> _PROBLEM_
Look through the material below. Copy every line with the string "over" in it.

> _THE RECORDS_
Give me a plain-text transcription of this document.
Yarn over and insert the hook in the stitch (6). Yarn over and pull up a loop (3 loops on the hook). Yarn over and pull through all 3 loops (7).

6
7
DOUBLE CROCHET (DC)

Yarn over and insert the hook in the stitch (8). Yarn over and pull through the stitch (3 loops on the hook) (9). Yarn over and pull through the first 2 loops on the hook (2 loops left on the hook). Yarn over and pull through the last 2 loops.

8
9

> _ANSWER IN FULL_
Yarn over and insert the hook in the stitch (6). Yarn over and pull up a loop (3 loops on the hook). Yarn over and pull through all 3 loops (7).
Yarn over and insert the hook in the stitch (8). Yarn over and pull through the stitch (3 loops on the hook) (9). Yarn over and pull through the first 2 loops on the hook (2 loops left on the hook). Yarn over and pull through the last 2 loops.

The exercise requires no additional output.